GIVEN INSTRUCTION
Look through the data below and count each line where the word "Traffic" appears. Reply with the count alone.
-- START INPUT ROWS --
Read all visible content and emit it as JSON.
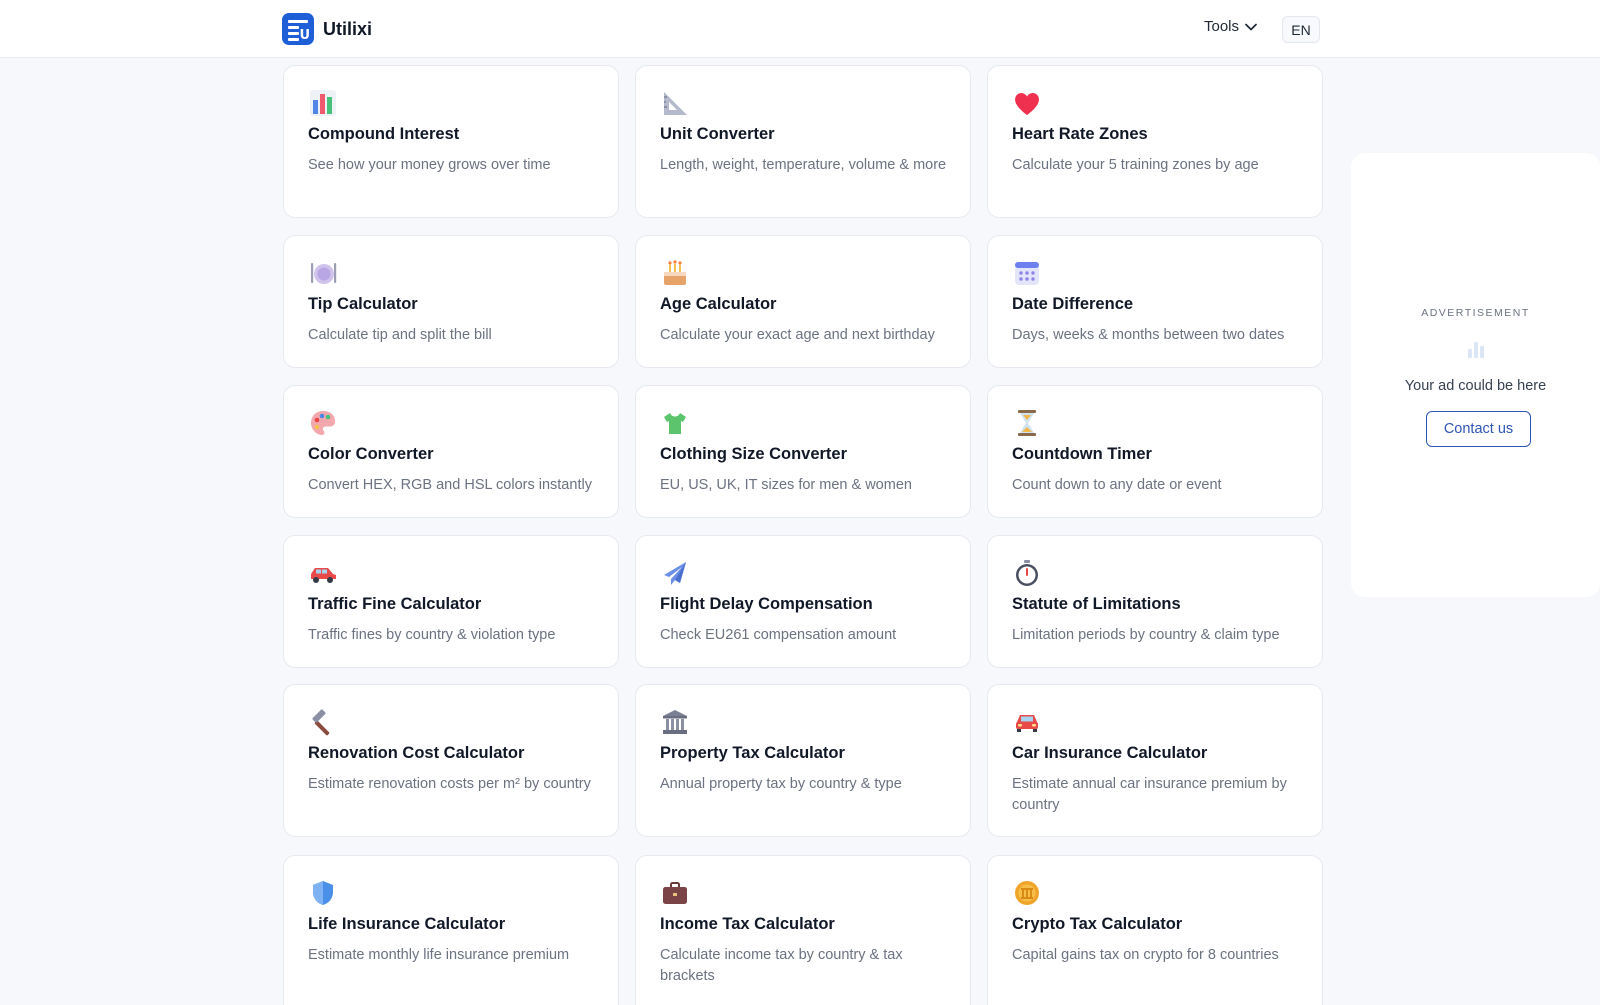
{
  "header": {
    "brand": "Utilixi",
    "tools_label": "Tools",
    "lang_label": "EN"
  },
  "tools": [
    {
      "icon": "bar-chart-icon",
      "title": "Compound Interest",
      "desc": "See how your money grows over time"
    },
    {
      "icon": "triangular-ruler-icon",
      "title": "Unit Converter",
      "desc": "Length, weight, temperature, volume & more"
    },
    {
      "icon": "heart-icon",
      "title": "Heart Rate Zones",
      "desc": "Calculate your 5 training zones by age"
    },
    {
      "icon": "plate-cutlery-icon",
      "title": "Tip Calculator",
      "desc": "Calculate tip and split the bill"
    },
    {
      "icon": "birthday-cake-icon",
      "title": "Age Calculator",
      "desc": "Calculate your exact age and next birthday"
    },
    {
      "icon": "calendar-icon",
      "title": "Date Difference",
      "desc": "Days, weeks & months between two dates"
    },
    {
      "icon": "palette-icon",
      "title": "Color Converter",
      "desc": "Convert HEX, RGB and HSL colors instantly"
    },
    {
      "icon": "tshirt-icon",
      "title": "Clothing Size Converter",
      "desc": "EU, US, UK, IT sizes for men & women"
    },
    {
      "icon": "hourglass-icon",
      "title": "Countdown Timer",
      "desc": "Count down to any date or event"
    },
    {
      "icon": "car-icon",
      "title": "Traffic Fine Calculator",
      "desc": "Traffic fines by country & violation type"
    },
    {
      "icon": "airplane-icon",
      "title": "Flight Delay Compensation",
      "desc": "Check EU261 compensation amount"
    },
    {
      "icon": "stopwatch-icon",
      "title": "Statute of Limitations",
      "desc": "Limitation periods by country & claim type"
    },
    {
      "icon": "hammer-icon",
      "title": "Renovation Cost Calculator",
      "desc": "Estimate renovation costs per m² by country"
    },
    {
      "icon": "bank-building-icon",
      "title": "Property Tax Calculator",
      "desc": "Annual property tax by country & type"
    },
    {
      "icon": "car-front-icon",
      "title": "Car Insurance Calculator",
      "desc": "Estimate annual car insurance premium by country"
    },
    {
      "icon": "shield-icon",
      "title": "Life Insurance Calculator",
      "desc": "Estimate monthly life insurance premium"
    },
    {
      "icon": "briefcase-icon",
      "title": "Income Tax Calculator",
      "desc": "Calculate income tax by country & tax brackets"
    },
    {
      "icon": "coin-icon",
      "title": "Crypto Tax Calculator",
      "desc": "Capital gains tax on crypto for 8 countries"
    }
  ],
  "ad": {
    "label": "ADVERTISEMENT",
    "icon": "bar-chart-icon",
    "text": "Your ad could be here",
    "button": "Contact us"
  },
  "colors": {
    "brand": "#1e5fd8",
    "background": "#f6f8fb",
    "ad_button": "#2f56b3"
  }
}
-- END INPUT ROWS --
TASK ANSWER
2